Job:
Pull each line holding the word "release" from the data.

Data for the task:
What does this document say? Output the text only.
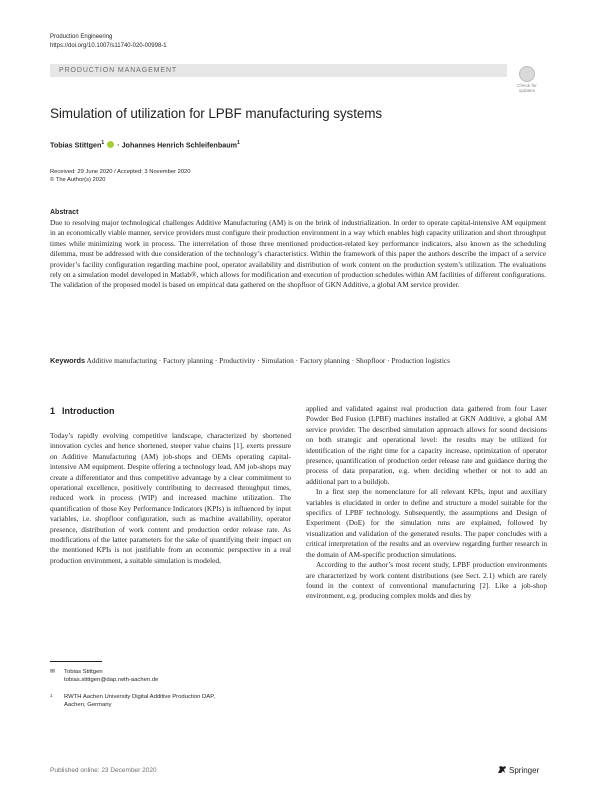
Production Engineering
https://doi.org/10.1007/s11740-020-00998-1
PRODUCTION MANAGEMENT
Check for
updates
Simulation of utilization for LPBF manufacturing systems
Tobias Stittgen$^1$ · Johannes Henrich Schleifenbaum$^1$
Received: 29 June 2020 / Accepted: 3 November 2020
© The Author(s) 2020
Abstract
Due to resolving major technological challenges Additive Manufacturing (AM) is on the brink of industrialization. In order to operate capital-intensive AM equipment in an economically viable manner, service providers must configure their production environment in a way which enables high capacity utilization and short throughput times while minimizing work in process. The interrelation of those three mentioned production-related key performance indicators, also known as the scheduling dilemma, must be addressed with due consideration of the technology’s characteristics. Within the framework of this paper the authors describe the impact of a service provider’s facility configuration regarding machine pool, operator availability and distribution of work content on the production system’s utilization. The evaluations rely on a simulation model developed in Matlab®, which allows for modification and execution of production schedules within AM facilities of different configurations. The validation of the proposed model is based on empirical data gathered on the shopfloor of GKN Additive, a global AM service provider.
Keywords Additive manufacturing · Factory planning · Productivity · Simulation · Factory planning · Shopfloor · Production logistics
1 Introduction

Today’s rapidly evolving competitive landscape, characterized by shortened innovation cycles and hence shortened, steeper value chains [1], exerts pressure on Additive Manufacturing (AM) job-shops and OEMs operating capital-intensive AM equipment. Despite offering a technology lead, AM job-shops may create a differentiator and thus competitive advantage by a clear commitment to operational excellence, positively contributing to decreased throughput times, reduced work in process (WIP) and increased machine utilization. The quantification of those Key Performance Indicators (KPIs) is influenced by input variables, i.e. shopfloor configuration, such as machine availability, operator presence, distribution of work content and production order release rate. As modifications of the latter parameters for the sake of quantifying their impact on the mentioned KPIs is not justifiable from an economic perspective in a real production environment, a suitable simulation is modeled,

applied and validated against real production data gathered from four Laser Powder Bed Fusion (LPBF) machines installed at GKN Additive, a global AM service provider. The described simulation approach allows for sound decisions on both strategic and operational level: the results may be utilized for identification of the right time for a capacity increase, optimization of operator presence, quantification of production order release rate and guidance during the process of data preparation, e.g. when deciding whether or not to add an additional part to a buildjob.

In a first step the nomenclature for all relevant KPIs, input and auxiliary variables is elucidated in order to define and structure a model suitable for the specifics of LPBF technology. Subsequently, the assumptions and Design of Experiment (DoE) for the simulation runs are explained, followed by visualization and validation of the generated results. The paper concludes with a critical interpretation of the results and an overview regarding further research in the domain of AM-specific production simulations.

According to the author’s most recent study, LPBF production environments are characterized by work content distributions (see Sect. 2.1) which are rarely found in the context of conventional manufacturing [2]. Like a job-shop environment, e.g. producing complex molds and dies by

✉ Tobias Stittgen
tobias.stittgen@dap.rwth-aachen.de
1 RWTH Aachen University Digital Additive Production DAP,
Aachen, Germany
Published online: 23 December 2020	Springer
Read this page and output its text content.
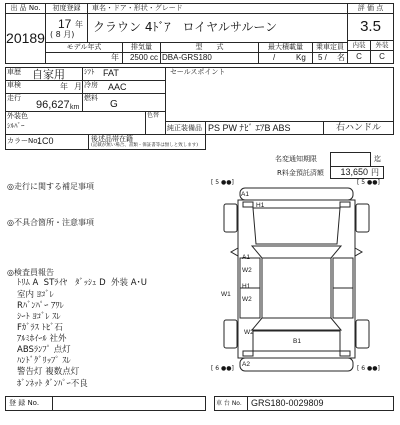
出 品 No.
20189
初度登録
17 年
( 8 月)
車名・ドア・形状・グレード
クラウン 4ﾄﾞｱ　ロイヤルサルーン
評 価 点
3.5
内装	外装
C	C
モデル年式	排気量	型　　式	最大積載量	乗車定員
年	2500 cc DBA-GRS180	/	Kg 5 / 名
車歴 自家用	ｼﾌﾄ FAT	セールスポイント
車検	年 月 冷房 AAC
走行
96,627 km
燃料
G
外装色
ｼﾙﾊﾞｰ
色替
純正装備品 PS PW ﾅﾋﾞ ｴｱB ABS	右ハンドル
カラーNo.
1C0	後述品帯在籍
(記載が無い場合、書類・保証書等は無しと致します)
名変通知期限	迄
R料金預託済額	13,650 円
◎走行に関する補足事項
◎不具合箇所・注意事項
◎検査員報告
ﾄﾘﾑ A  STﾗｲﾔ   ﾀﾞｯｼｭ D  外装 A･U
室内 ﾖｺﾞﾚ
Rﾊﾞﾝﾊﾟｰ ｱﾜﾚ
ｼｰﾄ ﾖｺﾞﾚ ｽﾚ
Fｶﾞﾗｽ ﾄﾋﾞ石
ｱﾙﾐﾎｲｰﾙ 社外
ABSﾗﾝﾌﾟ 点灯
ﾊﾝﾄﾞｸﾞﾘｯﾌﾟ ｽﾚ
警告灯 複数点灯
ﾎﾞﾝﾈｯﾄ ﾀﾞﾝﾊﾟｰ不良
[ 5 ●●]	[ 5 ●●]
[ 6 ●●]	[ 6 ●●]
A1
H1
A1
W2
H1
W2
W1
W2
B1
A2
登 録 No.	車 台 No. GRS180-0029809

* * *

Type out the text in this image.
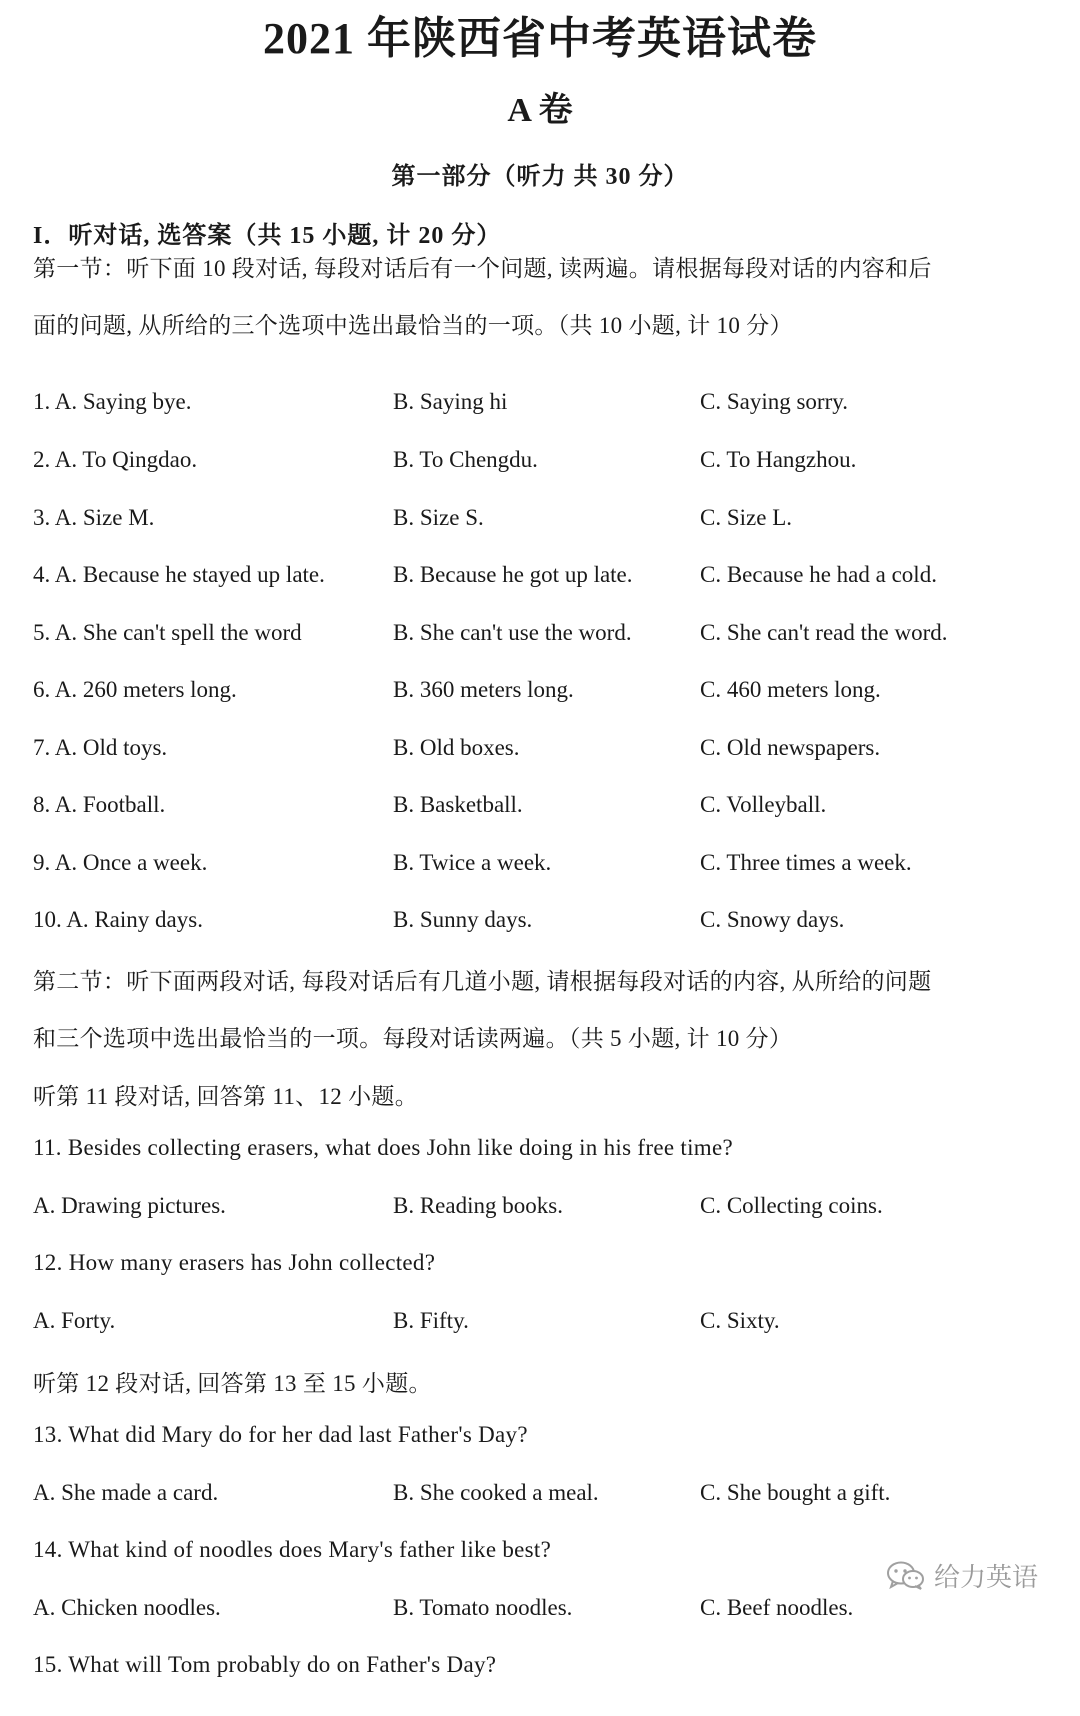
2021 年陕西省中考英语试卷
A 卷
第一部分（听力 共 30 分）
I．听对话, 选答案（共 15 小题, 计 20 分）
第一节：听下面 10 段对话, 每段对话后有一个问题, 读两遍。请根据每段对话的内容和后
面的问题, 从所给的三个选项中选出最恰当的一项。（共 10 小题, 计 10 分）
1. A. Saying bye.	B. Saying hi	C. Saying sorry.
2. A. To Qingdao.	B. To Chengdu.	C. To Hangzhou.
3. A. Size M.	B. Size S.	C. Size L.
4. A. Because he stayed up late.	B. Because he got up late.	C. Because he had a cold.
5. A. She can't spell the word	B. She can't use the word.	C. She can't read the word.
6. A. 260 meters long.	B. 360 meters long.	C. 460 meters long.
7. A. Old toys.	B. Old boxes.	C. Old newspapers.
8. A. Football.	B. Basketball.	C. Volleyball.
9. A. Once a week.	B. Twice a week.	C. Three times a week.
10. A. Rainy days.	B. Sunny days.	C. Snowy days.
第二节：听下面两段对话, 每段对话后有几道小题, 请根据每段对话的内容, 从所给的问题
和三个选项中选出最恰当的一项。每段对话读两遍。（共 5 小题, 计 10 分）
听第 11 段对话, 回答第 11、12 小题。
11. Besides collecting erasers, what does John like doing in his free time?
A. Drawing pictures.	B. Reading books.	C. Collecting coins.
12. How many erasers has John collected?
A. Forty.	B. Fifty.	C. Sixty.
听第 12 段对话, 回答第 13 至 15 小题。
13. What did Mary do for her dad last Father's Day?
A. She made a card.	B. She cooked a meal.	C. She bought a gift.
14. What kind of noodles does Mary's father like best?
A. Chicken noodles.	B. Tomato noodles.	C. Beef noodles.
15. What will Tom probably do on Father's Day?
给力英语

In response:
Today’s rapidly evolving competitive landscape, characterized by shortened innovation cycles and hence shortened, steeper value chains [1], exerts pressure on Additive Manufacturing (AM) job-shops and OEMs operating capital-intensive AM equipment. Despite offering a technology lead, AM job-shops may create a differentiator and thus competitive advantage by a clear commitment to operational excellence, positively contributing to decreased throughput times, reduced work in process (WIP) and increased machine utilization. The quantification of those Key Performance Indicators (KPIs) is influenced by input variables, i.e. shopfloor configuration, such as machine availability, operator presence, distribution of work content and production order release rate. As modifications of the latter parameters for the sake of quantifying their impact on the mentioned KPIs is not justifiable from an economic perspective in a real production environment, a suitable simulation is modeled,
applied and validated against real production data gathered from four Laser Powder Bed Fusion (LPBF) machines installed at GKN Additive, a global AM service provider. The described simulation approach allows for sound decisions on both strategic and operational level: the results may be utilized for identification of the right time for a capacity increase, optimization of operator presence, quantification of production order release rate and guidance during the process of data preparation, e.g. when deciding whether or not to add an additional part to a buildjob.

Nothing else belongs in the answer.